-- start Dataset entries --

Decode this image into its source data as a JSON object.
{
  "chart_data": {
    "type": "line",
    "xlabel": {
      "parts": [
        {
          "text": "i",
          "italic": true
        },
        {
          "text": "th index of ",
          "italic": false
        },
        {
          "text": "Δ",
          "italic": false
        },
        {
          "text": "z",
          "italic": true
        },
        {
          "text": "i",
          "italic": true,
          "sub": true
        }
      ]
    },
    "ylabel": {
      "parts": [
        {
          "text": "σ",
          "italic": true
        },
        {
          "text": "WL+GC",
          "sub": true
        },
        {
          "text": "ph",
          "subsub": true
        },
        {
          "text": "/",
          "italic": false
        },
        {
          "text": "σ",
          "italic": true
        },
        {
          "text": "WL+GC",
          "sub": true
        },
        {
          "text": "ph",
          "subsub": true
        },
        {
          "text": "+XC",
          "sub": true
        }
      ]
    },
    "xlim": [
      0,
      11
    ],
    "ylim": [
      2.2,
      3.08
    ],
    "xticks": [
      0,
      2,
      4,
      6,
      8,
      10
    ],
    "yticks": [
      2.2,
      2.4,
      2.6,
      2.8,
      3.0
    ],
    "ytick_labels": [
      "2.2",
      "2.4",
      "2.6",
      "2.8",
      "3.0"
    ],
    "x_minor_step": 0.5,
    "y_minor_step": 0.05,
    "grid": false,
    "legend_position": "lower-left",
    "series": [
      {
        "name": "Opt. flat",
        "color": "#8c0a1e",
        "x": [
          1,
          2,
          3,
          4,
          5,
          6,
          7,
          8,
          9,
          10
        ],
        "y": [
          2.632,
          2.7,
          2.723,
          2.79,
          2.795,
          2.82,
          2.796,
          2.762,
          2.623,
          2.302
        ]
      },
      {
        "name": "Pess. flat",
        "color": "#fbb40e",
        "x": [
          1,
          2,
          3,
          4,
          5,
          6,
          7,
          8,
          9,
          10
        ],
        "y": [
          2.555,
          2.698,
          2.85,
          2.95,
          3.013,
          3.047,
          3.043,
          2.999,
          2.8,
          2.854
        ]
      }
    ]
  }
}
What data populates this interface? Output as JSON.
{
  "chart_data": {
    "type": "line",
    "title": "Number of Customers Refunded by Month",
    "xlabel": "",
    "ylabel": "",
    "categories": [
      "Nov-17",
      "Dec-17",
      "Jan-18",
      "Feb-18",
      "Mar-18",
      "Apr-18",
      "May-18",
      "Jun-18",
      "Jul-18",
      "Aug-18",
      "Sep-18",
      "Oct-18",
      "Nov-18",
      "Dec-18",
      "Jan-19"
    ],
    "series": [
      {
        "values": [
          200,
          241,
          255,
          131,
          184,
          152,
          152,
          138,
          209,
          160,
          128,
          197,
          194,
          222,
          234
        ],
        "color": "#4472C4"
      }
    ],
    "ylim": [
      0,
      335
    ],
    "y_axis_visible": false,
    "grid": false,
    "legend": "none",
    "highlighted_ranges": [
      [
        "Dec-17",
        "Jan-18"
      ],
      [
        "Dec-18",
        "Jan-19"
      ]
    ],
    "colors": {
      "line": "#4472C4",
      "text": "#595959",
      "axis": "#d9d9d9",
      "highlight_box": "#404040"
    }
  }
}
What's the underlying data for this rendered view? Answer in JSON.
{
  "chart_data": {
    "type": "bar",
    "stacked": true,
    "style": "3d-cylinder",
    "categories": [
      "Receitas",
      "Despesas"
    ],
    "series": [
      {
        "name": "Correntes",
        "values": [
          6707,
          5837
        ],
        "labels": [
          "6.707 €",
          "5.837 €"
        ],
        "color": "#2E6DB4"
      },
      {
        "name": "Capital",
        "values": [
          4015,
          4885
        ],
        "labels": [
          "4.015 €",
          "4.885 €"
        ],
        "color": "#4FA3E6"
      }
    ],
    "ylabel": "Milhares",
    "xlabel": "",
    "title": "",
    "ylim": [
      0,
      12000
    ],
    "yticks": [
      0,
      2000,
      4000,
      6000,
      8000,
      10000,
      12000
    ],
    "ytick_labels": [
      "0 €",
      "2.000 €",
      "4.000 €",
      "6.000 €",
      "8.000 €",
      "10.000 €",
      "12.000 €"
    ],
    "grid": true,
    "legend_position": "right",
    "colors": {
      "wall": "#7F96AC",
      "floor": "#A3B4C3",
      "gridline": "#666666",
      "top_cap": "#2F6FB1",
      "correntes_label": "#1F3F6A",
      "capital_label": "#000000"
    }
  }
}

-- end Dataset entries --

Problem details: From the line with "What's the underlying" to the last line of the material, give every line again exactly, and only those lines.

Output below:
What's the underlying data for this rendered view? Answer in JSON.
{
  "chart_data": {
    "type": "bar",
    "stacked": true,
    "style": "3d-cylinder",
    "categories": [
      "Receitas",
      "Despesas"
    ],
    "series": [
      {
        "name": "Correntes",
        "values": [
          6707,
          5837
        ],
        "labels": [
          "6.707 €",
          "5.837 €"
        ],
        "color": "#2E6DB4"
      },
      {
        "name": "Capital",
        "values": [
          4015,
          4885
        ],
        "labels": [
          "4.015 €",
          "4.885 €"
        ],
        "color": "#4FA3E6"
      }
    ],
    "ylabel": "Milhares",
    "xlabel": "",
    "title": "",
    "ylim": [
      0,
      12000
    ],
    "yticks": [
      0,
      2000,
      4000,
      6000,
      8000,
      10000,
      12000
    ],
    "ytick_labels": [
      "0 €",
      "2.000 €",
      "4.000 €",
      "6.000 €",
      "8.000 €",
      "10.000 €",
      "12.000 €"
    ],
    "grid": true,
    "legend_position": "right",
    "colors": {
      "wall": "#7F96AC",
      "floor": "#A3B4C3",
      "gridline": "#666666",
      "top_cap": "#2F6FB1",
      "correntes_label": "#1F3F6A",
      "capital_label": "#000000"
    }
  }
}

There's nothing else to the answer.